# start of Records provided

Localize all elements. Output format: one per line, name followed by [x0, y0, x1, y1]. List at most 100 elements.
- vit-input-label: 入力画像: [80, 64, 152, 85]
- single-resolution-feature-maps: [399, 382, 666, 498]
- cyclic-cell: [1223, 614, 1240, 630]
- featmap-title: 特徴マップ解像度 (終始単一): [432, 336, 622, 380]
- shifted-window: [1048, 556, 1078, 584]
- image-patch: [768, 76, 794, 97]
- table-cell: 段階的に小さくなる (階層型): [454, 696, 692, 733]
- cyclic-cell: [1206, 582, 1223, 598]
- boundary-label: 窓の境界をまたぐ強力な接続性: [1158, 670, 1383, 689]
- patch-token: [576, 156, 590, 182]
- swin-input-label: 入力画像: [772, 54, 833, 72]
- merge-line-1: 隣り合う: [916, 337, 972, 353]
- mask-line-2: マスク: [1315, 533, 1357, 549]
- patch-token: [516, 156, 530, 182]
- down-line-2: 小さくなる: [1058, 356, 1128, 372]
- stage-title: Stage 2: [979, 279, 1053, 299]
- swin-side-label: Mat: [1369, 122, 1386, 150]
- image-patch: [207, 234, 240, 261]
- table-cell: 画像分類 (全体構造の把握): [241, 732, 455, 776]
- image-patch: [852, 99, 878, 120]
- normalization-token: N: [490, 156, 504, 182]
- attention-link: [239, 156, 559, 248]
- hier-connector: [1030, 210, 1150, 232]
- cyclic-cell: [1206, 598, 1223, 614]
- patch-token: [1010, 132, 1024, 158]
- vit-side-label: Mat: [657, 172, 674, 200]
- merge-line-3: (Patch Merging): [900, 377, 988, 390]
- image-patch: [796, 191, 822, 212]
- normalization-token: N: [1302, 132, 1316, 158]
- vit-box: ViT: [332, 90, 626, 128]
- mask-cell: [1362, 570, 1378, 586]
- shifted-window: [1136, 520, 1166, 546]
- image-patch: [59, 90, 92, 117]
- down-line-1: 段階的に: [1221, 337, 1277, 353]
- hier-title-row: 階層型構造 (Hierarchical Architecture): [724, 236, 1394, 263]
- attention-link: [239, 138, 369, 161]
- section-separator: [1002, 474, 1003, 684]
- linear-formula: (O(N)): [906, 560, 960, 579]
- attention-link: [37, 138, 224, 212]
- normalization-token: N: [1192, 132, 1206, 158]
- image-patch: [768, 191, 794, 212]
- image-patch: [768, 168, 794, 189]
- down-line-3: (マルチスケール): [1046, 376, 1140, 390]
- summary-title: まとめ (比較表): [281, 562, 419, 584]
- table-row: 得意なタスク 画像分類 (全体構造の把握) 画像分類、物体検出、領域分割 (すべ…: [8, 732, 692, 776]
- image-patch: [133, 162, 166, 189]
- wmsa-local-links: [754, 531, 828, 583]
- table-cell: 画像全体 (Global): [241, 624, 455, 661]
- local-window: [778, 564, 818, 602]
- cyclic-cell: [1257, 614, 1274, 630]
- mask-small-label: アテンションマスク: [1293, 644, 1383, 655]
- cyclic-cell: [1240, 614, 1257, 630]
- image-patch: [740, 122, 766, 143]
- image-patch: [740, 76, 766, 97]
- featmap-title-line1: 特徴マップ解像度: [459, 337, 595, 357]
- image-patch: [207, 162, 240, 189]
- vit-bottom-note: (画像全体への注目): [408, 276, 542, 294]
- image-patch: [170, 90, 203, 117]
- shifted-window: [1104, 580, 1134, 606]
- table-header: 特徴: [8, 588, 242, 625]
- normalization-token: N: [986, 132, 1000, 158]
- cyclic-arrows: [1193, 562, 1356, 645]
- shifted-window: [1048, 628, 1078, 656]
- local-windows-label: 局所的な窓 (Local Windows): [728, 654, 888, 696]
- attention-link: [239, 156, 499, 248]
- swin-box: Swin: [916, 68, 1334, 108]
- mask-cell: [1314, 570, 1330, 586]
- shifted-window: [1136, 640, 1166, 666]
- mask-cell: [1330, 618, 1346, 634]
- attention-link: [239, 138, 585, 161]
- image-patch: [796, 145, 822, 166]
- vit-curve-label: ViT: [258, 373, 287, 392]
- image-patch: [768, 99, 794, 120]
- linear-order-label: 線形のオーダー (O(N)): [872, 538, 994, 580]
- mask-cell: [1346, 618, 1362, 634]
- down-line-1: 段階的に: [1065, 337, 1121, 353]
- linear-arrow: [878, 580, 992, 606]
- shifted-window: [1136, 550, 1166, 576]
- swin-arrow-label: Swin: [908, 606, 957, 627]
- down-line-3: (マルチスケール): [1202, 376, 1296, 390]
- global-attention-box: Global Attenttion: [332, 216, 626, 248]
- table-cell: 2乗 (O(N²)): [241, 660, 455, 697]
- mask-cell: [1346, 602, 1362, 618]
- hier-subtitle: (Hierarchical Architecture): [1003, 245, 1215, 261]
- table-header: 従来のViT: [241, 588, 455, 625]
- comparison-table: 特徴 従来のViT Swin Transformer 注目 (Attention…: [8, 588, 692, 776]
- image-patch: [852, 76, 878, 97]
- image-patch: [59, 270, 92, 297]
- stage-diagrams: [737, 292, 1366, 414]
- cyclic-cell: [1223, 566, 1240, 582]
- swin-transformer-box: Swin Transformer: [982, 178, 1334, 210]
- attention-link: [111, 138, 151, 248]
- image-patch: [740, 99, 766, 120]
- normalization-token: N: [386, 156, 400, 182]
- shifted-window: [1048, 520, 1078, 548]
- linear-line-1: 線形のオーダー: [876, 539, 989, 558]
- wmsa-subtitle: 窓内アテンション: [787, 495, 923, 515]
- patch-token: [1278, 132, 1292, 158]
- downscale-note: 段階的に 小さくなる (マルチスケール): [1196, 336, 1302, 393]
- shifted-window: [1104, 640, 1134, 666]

# end of Records provided

* Task details
Print every row above again, character for character, with nothing changed or left out.

* Output for this task
Localize all elements. Output format: one per line, name followed by [x0, y0, x1, y1]. List at most 100 elements.
- vit-input-label: 入力画像: [80, 64, 152, 85]
- single-resolution-feature-maps: [399, 382, 666, 498]
- cyclic-cell: [1223, 614, 1240, 630]
- featmap-title: 特徴マップ解像度 (終始単一): [432, 336, 622, 380]
- shifted-window: [1048, 556, 1078, 584]
- image-patch: [768, 76, 794, 97]
- table-cell: 段階的に小さくなる (階層型): [454, 696, 692, 733]
- cyclic-cell: [1206, 582, 1223, 598]
- boundary-label: 窓の境界をまたぐ強力な接続性: [1158, 670, 1383, 689]
- patch-token: [576, 156, 590, 182]
- swin-input-label: 入力画像: [772, 54, 833, 72]
- merge-line-1: 隣り合う: [916, 337, 972, 353]
- mask-line-2: マスク: [1315, 533, 1357, 549]
- patch-token: [516, 156, 530, 182]
- down-line-2: 小さくなる: [1058, 356, 1128, 372]
- stage-title: Stage 2: [979, 279, 1053, 299]
- swin-side-label: Mat: [1369, 122, 1386, 150]
- image-patch: [207, 234, 240, 261]
- table-cell: 画像分類 (全体構造の把握): [241, 732, 455, 776]
- image-patch: [852, 99, 878, 120]
- normalization-token: N: [490, 156, 504, 182]
- attention-link: [239, 156, 559, 248]
- hier-connector: [1030, 210, 1150, 232]
- cyclic-cell: [1206, 598, 1223, 614]
- patch-token: [1010, 132, 1024, 158]
- vit-side-label: Mat: [657, 172, 674, 200]
- merge-line-3: (Patch Merging): [900, 377, 988, 390]
- image-patch: [796, 191, 822, 212]
- normalization-token: N: [1302, 132, 1316, 158]
- vit-box: ViT: [332, 90, 626, 128]
- mask-cell: [1362, 570, 1378, 586]
- shifted-window: [1136, 520, 1166, 546]
- image-patch: [59, 90, 92, 117]
- down-line-1: 段階的に: [1221, 337, 1277, 353]
- hier-title-row: 階層型構造 (Hierarchical Architecture): [724, 236, 1394, 263]
- attention-link: [239, 138, 369, 161]
- section-separator: [1002, 474, 1003, 684]
- linear-formula: (O(N)): [906, 560, 960, 579]
- attention-link: [37, 138, 224, 212]
- normalization-token: N: [1192, 132, 1206, 158]
- image-patch: [768, 191, 794, 212]
- image-patch: [768, 168, 794, 189]
- down-line-3: (マルチスケール): [1046, 376, 1140, 390]
- summary-title: まとめ (比較表): [281, 562, 419, 584]
- table-row: 得意なタスク 画像分類 (全体構造の把握) 画像分類、物体検出、領域分割 (すべ…: [8, 732, 692, 776]
- image-patch: [133, 162, 166, 189]
- wmsa-local-links: [754, 531, 828, 583]
- table-cell: 画像全体 (Global): [241, 624, 455, 661]
- local-window: [778, 564, 818, 602]
- cyclic-cell: [1257, 614, 1274, 630]
- mask-small-label: アテンションマスク: [1293, 644, 1383, 655]
- cyclic-cell: [1240, 614, 1257, 630]
- image-patch: [740, 122, 766, 143]
- image-patch: [740, 76, 766, 97]
- featmap-title-line1: 特徴マップ解像度: [459, 337, 595, 357]
- image-patch: [207, 162, 240, 189]
- vit-bottom-note: (画像全体への注目): [408, 276, 542, 294]
- image-patch: [170, 90, 203, 117]
- shifted-window: [1104, 580, 1134, 606]
- table-header: 特徴: [8, 588, 242, 625]
- normalization-token: N: [986, 132, 1000, 158]
- cyclic-arrows: [1193, 562, 1356, 645]
- shifted-window: [1048, 628, 1078, 656]
- local-windows-label: 局所的な窓 (Local Windows): [728, 654, 888, 696]
- attention-link: [239, 156, 499, 248]
- swin-box: Swin: [916, 68, 1334, 108]
- mask-cell: [1314, 570, 1330, 586]
- shifted-window: [1136, 640, 1166, 666]
- mask-cell: [1330, 618, 1346, 634]
- attention-link: [239, 138, 585, 161]
- image-patch: [796, 145, 822, 166]
- vit-curve-label: ViT: [258, 373, 287, 392]
- image-patch: [768, 99, 794, 120]
- linear-order-label: 線形のオーダー (O(N)): [872, 538, 994, 580]
- mask-cell: [1346, 618, 1362, 634]
- down-line-1: 段階的に: [1065, 337, 1121, 353]
- linear-arrow: [878, 580, 992, 606]
- shifted-window: [1136, 550, 1166, 576]
- swin-arrow-label: Swin: [908, 606, 957, 627]
- down-line-3: (マルチスケール): [1202, 376, 1296, 390]
- global-attention-box: Global Attenttion: [332, 216, 626, 248]
- table-cell: 2乗 (O(N²)): [241, 660, 455, 697]
- mask-cell: [1346, 602, 1362, 618]
- hier-subtitle: (Hierarchical Architecture): [1003, 245, 1215, 261]
- table-header: 従来のViT: [241, 588, 455, 625]
- comparison-table: 特徴 従来のViT Swin Transformer 注目 (Attention…: [8, 588, 692, 776]
- image-patch: [852, 76, 878, 97]
- image-patch: [59, 270, 92, 297]
- stage-diagrams: [737, 292, 1366, 414]
- cyclic-cell: [1223, 566, 1240, 582]
- swin-transformer-box: Swin Transformer: [982, 178, 1334, 210]
- attention-link: [111, 138, 151, 248]
- image-patch: [740, 99, 766, 120]
- normalization-token: N: [386, 156, 400, 182]
- shifted-window: [1048, 520, 1078, 548]
- linear-line-1: 線形のオーダー: [876, 539, 989, 558]
- wmsa-subtitle: 窓内アテンション: [787, 495, 923, 515]
- patch-token: [1278, 132, 1292, 158]
- downscale-note: 段階的に 小さくなる (マルチスケール): [1196, 336, 1302, 393]
- shifted-window: [1104, 640, 1134, 666]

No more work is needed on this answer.